What the task asks — Pick up the guide to the Seven Days Battles below where it stops, and carry it on in the same style.

START Extracted text

A rapid sequence of battles (sometimes reckoned as part of the Peninsula Campaign), initiated by the newly-appointed Confederate commander Robert E. Lee. McClellan soon had to retreat, but Lee failed in his plan to cut-off the Union army.

Beaver Dam Creek
Also called Mechanicsville. Lee’s partner ‘Stonewall’ Jackson arrived (untypically) late, and the Confederates took heavy casualties, though the Union army retreated downstream to a safer position. Walking trail along the lower section of the creek.

Gaines' Mill
McClellan’s defenses seemed impregnable, but Lee mounted his biggest attack of the war with 57,000 men, and McClellan retreated to the James River, abandoning his campaign to take Richmond. Walking trails, interpretive signs.

Glendale
Lee saw an opportunity to cut-off McClellan’s army from the river, but Union counter-attacks saved their line of retreat. Several Union generals were wounded and General George A. McCall was captured. Visitor Centre, seasonal.

Malvern Hill
Last of the Seven Days Battles. A tactical win for the Union, largely due to superior artillery, but their commander McClellan was absent, reconnoitring Harrison’s Landing, to where his army soon retreated. Visitor Centre, walking tour, driving tour.

END Extracted text
START Listed records

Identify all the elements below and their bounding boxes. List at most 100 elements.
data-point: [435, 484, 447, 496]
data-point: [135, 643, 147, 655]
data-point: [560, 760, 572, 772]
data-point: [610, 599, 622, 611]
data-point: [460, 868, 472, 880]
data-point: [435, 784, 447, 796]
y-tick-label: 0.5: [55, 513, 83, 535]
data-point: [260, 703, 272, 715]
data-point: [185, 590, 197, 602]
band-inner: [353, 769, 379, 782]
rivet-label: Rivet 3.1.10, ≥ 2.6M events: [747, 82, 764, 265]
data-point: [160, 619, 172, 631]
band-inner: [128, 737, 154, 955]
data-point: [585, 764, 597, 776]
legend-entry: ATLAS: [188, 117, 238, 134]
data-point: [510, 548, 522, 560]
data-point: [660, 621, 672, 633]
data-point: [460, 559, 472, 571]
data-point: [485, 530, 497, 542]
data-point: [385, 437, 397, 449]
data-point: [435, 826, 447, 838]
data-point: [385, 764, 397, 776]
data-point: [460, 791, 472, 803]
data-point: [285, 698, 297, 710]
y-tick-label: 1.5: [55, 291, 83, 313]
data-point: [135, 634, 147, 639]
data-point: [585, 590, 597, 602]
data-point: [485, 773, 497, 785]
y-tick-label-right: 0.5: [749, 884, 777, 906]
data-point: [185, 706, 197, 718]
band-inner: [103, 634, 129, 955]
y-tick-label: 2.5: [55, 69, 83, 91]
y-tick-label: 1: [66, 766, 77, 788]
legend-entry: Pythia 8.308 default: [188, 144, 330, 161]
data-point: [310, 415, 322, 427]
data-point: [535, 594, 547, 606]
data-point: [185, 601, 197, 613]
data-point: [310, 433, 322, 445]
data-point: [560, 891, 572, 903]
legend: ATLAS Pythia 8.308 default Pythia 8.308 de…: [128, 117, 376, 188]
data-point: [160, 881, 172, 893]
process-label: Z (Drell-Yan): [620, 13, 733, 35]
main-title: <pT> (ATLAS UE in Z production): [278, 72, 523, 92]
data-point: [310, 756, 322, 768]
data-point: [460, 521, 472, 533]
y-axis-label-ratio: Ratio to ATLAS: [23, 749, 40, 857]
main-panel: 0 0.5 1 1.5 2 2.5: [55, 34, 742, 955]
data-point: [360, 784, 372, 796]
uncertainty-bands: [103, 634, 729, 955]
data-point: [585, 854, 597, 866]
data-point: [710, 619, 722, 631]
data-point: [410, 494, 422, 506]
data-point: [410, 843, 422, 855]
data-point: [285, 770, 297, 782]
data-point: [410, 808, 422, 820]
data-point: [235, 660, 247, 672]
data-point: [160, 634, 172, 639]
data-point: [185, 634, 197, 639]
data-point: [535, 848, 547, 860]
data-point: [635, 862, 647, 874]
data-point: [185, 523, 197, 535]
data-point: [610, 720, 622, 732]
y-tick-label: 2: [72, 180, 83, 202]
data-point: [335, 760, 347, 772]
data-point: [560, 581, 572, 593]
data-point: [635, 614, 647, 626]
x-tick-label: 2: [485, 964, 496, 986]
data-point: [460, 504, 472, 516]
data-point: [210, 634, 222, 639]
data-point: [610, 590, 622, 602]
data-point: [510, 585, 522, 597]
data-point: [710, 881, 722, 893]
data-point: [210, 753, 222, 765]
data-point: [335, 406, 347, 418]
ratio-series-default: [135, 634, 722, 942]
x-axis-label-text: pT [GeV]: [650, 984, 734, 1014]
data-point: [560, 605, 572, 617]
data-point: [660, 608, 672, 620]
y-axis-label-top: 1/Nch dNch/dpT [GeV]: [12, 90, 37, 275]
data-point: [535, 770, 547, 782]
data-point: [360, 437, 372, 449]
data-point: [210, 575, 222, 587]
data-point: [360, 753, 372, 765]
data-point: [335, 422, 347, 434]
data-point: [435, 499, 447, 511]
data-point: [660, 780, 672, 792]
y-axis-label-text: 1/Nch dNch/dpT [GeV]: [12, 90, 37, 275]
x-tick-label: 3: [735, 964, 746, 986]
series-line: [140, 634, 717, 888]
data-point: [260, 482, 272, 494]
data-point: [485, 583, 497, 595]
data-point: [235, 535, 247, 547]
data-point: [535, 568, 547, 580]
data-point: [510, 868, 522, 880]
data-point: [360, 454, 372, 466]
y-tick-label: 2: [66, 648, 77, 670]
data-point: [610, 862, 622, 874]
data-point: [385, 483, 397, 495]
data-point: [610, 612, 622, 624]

END Listed records

Output —
===The Overland Campaign (May 4 - June 12, 1864)===

In U.S. Grant’s first campaign as General-in-Chief, he operated in the field, alongside the army commander George Meade. It started with a standoff at the Battle of the Wilderness, followed by two defeats at Spotsylvania Court House and Cold Harbor.

Totopotomoy Creek
A failed attempt by Grant to lure Lee into open terrain. The Confederates were securely entrenched behind the creek, and resisted all assaults. The splendid mansion of Rural Plains survived much bombardment. Tour of Rural Plains (Shelton House).

Cold Harbor
After some early success, Grant’s massive frontal assault against Lee’s fortified positions was beaten back with huge casualties. Grant said it was his biggest regret. But it would be Lee’s last victory. Visitor centre and forest trail with interpretive displays.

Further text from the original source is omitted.